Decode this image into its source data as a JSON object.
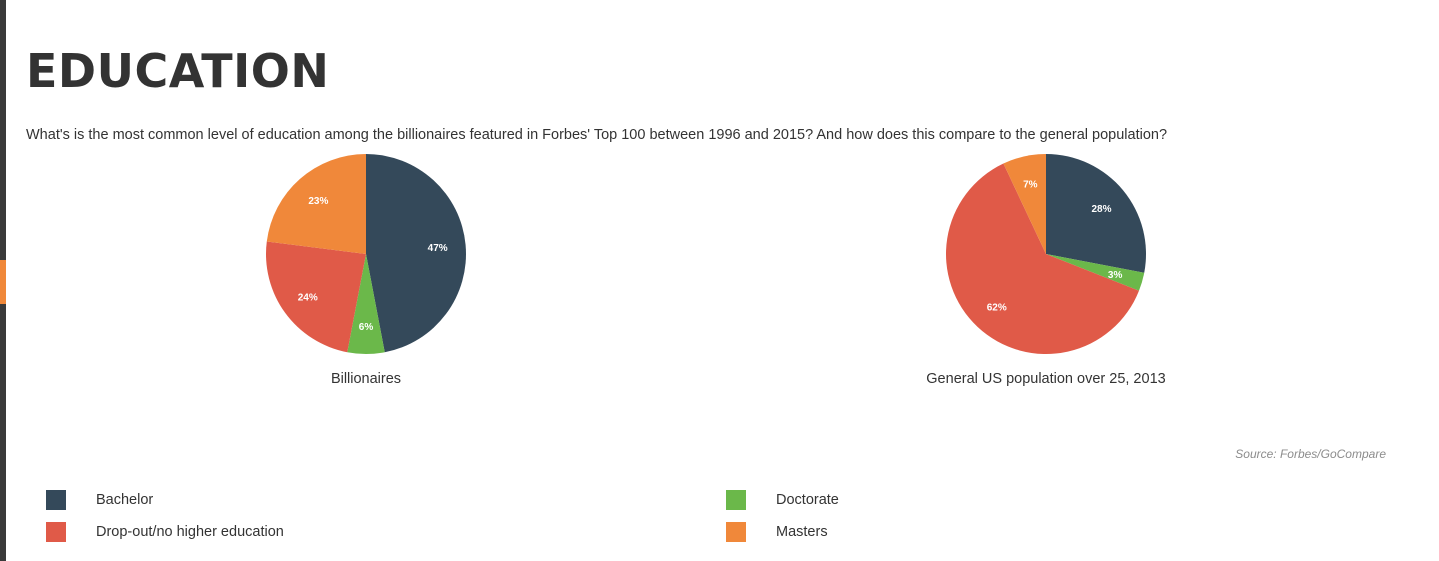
{
  "page": {
    "title": "EDUCATION",
    "question": "What's is the most common level of education among the billionaires featured in Forbes' Top 100 between 1996 and 2015? And how does this compare to the general population?",
    "source": "Source: Forbes/GoCompare"
  },
  "colors": {
    "Bachelor": "#34495a",
    "Doctorate": "#6bb84a",
    "Drop-out/no higher education": "#e05a48",
    "Masters": "#f0883a"
  },
  "legend": [
    {
      "label": "Bachelor",
      "color": "#34495a"
    },
    {
      "label": "Drop-out/no higher education",
      "color": "#e05a48"
    },
    {
      "label": "Doctorate",
      "color": "#6bb84a"
    },
    {
      "label": "Masters",
      "color": "#f0883a"
    }
  ],
  "chart_data": [
    {
      "type": "pie",
      "title": "Billionaires",
      "slices": [
        {
          "label": "Bachelor",
          "value": 47,
          "display": "47%"
        },
        {
          "label": "Doctorate",
          "value": 6,
          "display": "6%"
        },
        {
          "label": "Drop-out/no higher education",
          "value": 24,
          "display": "24%"
        },
        {
          "label": "Masters",
          "value": 23,
          "display": "23%"
        }
      ]
    },
    {
      "type": "pie",
      "title": "General US population over 25, 2013",
      "slices": [
        {
          "label": "Bachelor",
          "value": 28,
          "display": "28%"
        },
        {
          "label": "Doctorate",
          "value": 3,
          "display": "3%"
        },
        {
          "label": "Drop-out/no higher education",
          "value": 62,
          "display": "62%"
        },
        {
          "label": "Masters",
          "value": 7,
          "display": "7%"
        }
      ]
    }
  ]
}
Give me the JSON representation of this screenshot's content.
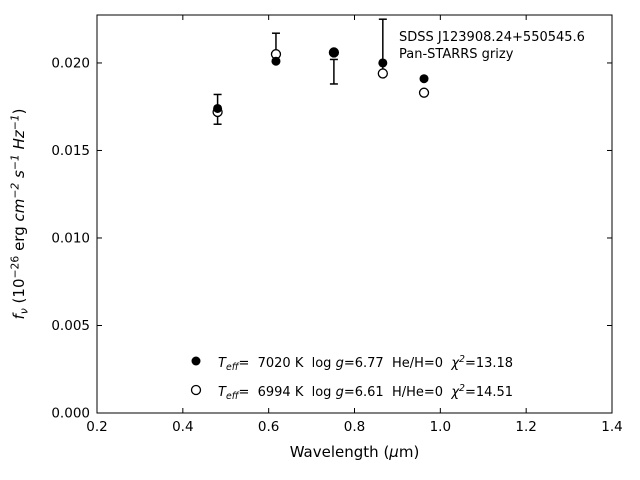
{
  "chart_data": {
    "type": "scatter",
    "title": "",
    "annotation_lines": [
      "SDSS J123908.24+550545.6",
      "Pan-STARRS grizy"
    ],
    "xlabel": "Wavelength (μm)",
    "ylabel": "f_ν (10^−26 erg cm^−2 s^−1 Hz^−1)",
    "xlabel_segments": [
      {
        "text": "Wavelength (",
        "style": "normal"
      },
      {
        "text": "μ",
        "style": "italic"
      },
      {
        "text": "m)",
        "style": "normal"
      }
    ],
    "ylabel_segments": [
      {
        "text": "f",
        "style": "italic"
      },
      {
        "text": "ν",
        "style": "sub-italic"
      },
      {
        "text": " (10",
        "style": "normal"
      },
      {
        "text": "−26",
        "style": "super"
      },
      {
        "text": " erg ",
        "style": "normal"
      },
      {
        "text": "cm",
        "style": "italic"
      },
      {
        "text": "−2",
        "style": "super-italic"
      },
      {
        "text": " ",
        "style": "normal"
      },
      {
        "text": "s",
        "style": "italic"
      },
      {
        "text": "−1",
        "style": "super-italic"
      },
      {
        "text": " ",
        "style": "normal"
      },
      {
        "text": "Hz",
        "style": "italic"
      },
      {
        "text": "−1",
        "style": "super-italic"
      },
      {
        "text": ")",
        "style": "normal"
      }
    ],
    "xlim": [
      0.2,
      1.4
    ],
    "ylim": [
      0.0,
      0.02274
    ],
    "xticks": [
      "0.2",
      "0.4",
      "0.6",
      "0.8",
      "1.0",
      "1.2",
      "1.4"
    ],
    "yticks": [
      "0.000",
      "0.005",
      "0.010",
      "0.015",
      "0.020"
    ],
    "grid": false,
    "legend_position": "lower-center",
    "colors": {
      "foreground": "#000000",
      "background": "#ffffff"
    },
    "bands": [
      "g",
      "r",
      "i",
      "z",
      "y"
    ],
    "x": [
      0.481,
      0.617,
      0.752,
      0.866,
      0.962
    ],
    "series": [
      {
        "name": "model-filled",
        "marker": "filled-circle",
        "params": {
          "t_eff": "7020 K",
          "log_g": "6.77",
          "composition": "He/H=0",
          "chi2": "13.18"
        },
        "values": [
          0.0174,
          0.0201,
          0.0206,
          0.02,
          0.0191
        ]
      },
      {
        "name": "model-open",
        "marker": "open-circle",
        "params": {
          "t_eff": "6994 K",
          "log_g": "6.61",
          "composition": "H/He=0",
          "chi2": "14.51"
        },
        "values": [
          0.0172,
          0.0205,
          0.0206,
          0.0194,
          0.0183
        ]
      }
    ],
    "error_bars": [
      {
        "band": "g",
        "x": 0.481,
        "lo": 0.0165,
        "hi": 0.0182,
        "cap_lo": true,
        "cap_hi": true
      },
      {
        "band": "r",
        "x": 0.617,
        "lo": 0.0203,
        "hi": 0.0217,
        "cap_lo": false,
        "cap_hi": true
      },
      {
        "band": "i",
        "x": 0.752,
        "lo": 0.0188,
        "hi": 0.0202,
        "cap_lo": true,
        "cap_hi": true
      },
      {
        "band": "z",
        "x": 0.866,
        "lo": 0.0194,
        "hi": 0.0225,
        "cap_lo": false,
        "cap_hi": true
      }
    ],
    "legend_entries": [
      {
        "marker": "filled-circle",
        "segments": [
          {
            "text": "T",
            "style": "italic"
          },
          {
            "text": "eff",
            "style": "sub-italic"
          },
          {
            "text": "=  7020 K  log ",
            "style": "normal"
          },
          {
            "text": "g",
            "style": "italic"
          },
          {
            "text": "=6.77  He/H=0  ",
            "style": "normal"
          },
          {
            "text": "χ",
            "style": "italic"
          },
          {
            "text": "2",
            "style": "super-italic"
          },
          {
            "text": "=13.18",
            "style": "normal"
          }
        ]
      },
      {
        "marker": "open-circle",
        "segments": [
          {
            "text": "T",
            "style": "italic"
          },
          {
            "text": "eff",
            "style": "sub-italic"
          },
          {
            "text": "=  6994 K  log ",
            "style": "normal"
          },
          {
            "text": "g",
            "style": "italic"
          },
          {
            "text": "=6.61  H/He=0  ",
            "style": "normal"
          },
          {
            "text": "χ",
            "style": "italic"
          },
          {
            "text": "2",
            "style": "super-italic"
          },
          {
            "text": "=14.51",
            "style": "normal"
          }
        ]
      }
    ]
  }
}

» Work instructions
Leave images out of the retyped records; keep all else exact.

» Expected answer
Decode this image into its source data as a JSON object.
{
  "page": {
    "title": "EDUCATION",
    "question": "What's is the most common level of education among the billionaires featured in Forbes' Top 100 between 1996 and 2015? And how does this compare to the general population?",
    "source": "Source: Forbes/GoCompare"
  },
  "colors": {
    "Bachelor": "#34495a",
    "Doctorate": "#6bb84a",
    "Drop-out/no higher education": "#e05a48",
    "Masters": "#f0883a"
  },
  "legend": [
    {
      "label": "Bachelor",
      "color": "#34495a"
    },
    {
      "label": "Drop-out/no higher education",
      "color": "#e05a48"
    },
    {
      "label": "Doctorate",
      "color": "#6bb84a"
    },
    {
      "label": "Masters",
      "color": "#f0883a"
    }
  ],
  "chart_data": [
    {
      "type": "pie",
      "title": "Billionaires",
      "slices": [
        {
          "label": "Bachelor",
          "value": 47,
          "display": "47%"
        },
        {
          "label": "Doctorate",
          "value": 6,
          "display": "6%"
        },
        {
          "label": "Drop-out/no higher education",
          "value": 24,
          "display": "24%"
        },
        {
          "label": "Masters",
          "value": 23,
          "display": "23%"
        }
      ]
    },
    {
      "type": "pie",
      "title": "General US population over 25, 2013",
      "slices": [
        {
          "label": "Bachelor",
          "value": 28,
          "display": "28%"
        },
        {
          "label": "Doctorate",
          "value": 3,
          "display": "3%"
        },
        {
          "label": "Drop-out/no higher education",
          "value": 62,
          "display": "62%"
        },
        {
          "label": "Masters",
          "value": 7,
          "display": "7%"
        }
      ]
    }
  ]
}
Give me the JSON representation of this screenshot's content.
{
  "chart_data": {
    "type": "scatter",
    "title": "",
    "annotation_lines": [
      "SDSS J123908.24+550545.6",
      "Pan-STARRS grizy"
    ],
    "xlabel": "Wavelength (μm)",
    "ylabel": "f_ν (10^−26 erg cm^−2 s^−1 Hz^−1)",
    "xlabel_segments": [
      {
        "text": "Wavelength (",
        "style": "normal"
      },
      {
        "text": "μ",
        "style": "italic"
      },
      {
        "text": "m)",
        "style": "normal"
      }
    ],
    "ylabel_segments": [
      {
        "text": "f",
        "style": "italic"
      },
      {
        "text": "ν",
        "style": "sub-italic"
      },
      {
        "text": " (10",
        "style": "normal"
      },
      {
        "text": "−26",
        "style": "super"
      },
      {
        "text": " erg ",
        "style": "normal"
      },
      {
        "text": "cm",
        "style": "italic"
      },
      {
        "text": "−2",
        "style": "super-italic"
      },
      {
        "text": " ",
        "style": "normal"
      },
      {
        "text": "s",
        "style": "italic"
      },
      {
        "text": "−1",
        "style": "super-italic"
      },
      {
        "text": " ",
        "style": "normal"
      },
      {
        "text": "Hz",
        "style": "italic"
      },
      {
        "text": "−1",
        "style": "super-italic"
      },
      {
        "text": ")",
        "style": "normal"
      }
    ],
    "xlim": [
      0.2,
      1.4
    ],
    "ylim": [
      0.0,
      0.02274
    ],
    "xticks": [
      "0.2",
      "0.4",
      "0.6",
      "0.8",
      "1.0",
      "1.2",
      "1.4"
    ],
    "yticks": [
      "0.000",
      "0.005",
      "0.010",
      "0.015",
      "0.020"
    ],
    "grid": false,
    "legend_position": "lower-center",
    "colors": {
      "foreground": "#000000",
      "background": "#ffffff"
    },
    "bands": [
      "g",
      "r",
      "i",
      "z",
      "y"
    ],
    "x": [
      0.481,
      0.617,
      0.752,
      0.866,
      0.962
    ],
    "series": [
      {
        "name": "model-filled",
        "marker": "filled-circle",
        "params": {
          "t_eff": "7020 K",
          "log_g": "6.77",
          "composition": "He/H=0",
          "chi2": "13.18"
        },
        "values": [
          0.0174,
          0.0201,
          0.0206,
          0.02,
          0.0191
        ]
      },
      {
        "name": "model-open",
        "marker": "open-circle",
        "params": {
          "t_eff": "6994 K",
          "log_g": "6.61",
          "composition": "H/He=0",
          "chi2": "14.51"
        },
        "values": [
          0.0172,
          0.0205,
          0.0206,
          0.0194,
          0.0183
        ]
      }
    ],
    "error_bars": [
      {
        "band": "g",
        "x": 0.481,
        "lo": 0.0165,
        "hi": 0.0182,
        "cap_lo": true,
        "cap_hi": true
      },
      {
        "band": "r",
        "x": 0.617,
        "lo": 0.0203,
        "hi": 0.0217,
        "cap_lo": false,
        "cap_hi": true
      },
      {
        "band": "i",
        "x": 0.752,
        "lo": 0.0188,
        "hi": 0.0202,
        "cap_lo": true,
        "cap_hi": true
      },
      {
        "band": "z",
        "x": 0.866,
        "lo": 0.0194,
        "hi": 0.0225,
        "cap_lo": false,
        "cap_hi": true
      }
    ],
    "legend_entries": [
      {
        "marker": "filled-circle",
        "segments": [
          {
            "text": "T",
            "style": "italic"
          },
          {
            "text": "eff",
            "style": "sub-italic"
          },
          {
            "text": "=  7020 K  log ",
            "style": "normal"
          },
          {
            "text": "g",
            "style": "italic"
          },
          {
            "text": "=6.77  He/H=0  ",
            "style": "normal"
          },
          {
            "text": "χ",
            "style": "italic"
          },
          {
            "text": "2",
            "style": "super-italic"
          },
          {
            "text": "=13.18",
            "style": "normal"
          }
        ]
      },
      {
        "marker": "open-circle",
        "segments": [
          {
            "text": "T",
            "style": "italic"
          },
          {
            "text": "eff",
            "style": "sub-italic"
          },
          {
            "text": "=  6994 K  log ",
            "style": "normal"
          },
          {
            "text": "g",
            "style": "italic"
          },
          {
            "text": "=6.61  H/He=0  ",
            "style": "normal"
          },
          {
            "text": "χ",
            "style": "italic"
          },
          {
            "text": "2",
            "style": "super-italic"
          },
          {
            "text": "=14.51",
            "style": "normal"
          }
        ]
      }
    ]
  }
}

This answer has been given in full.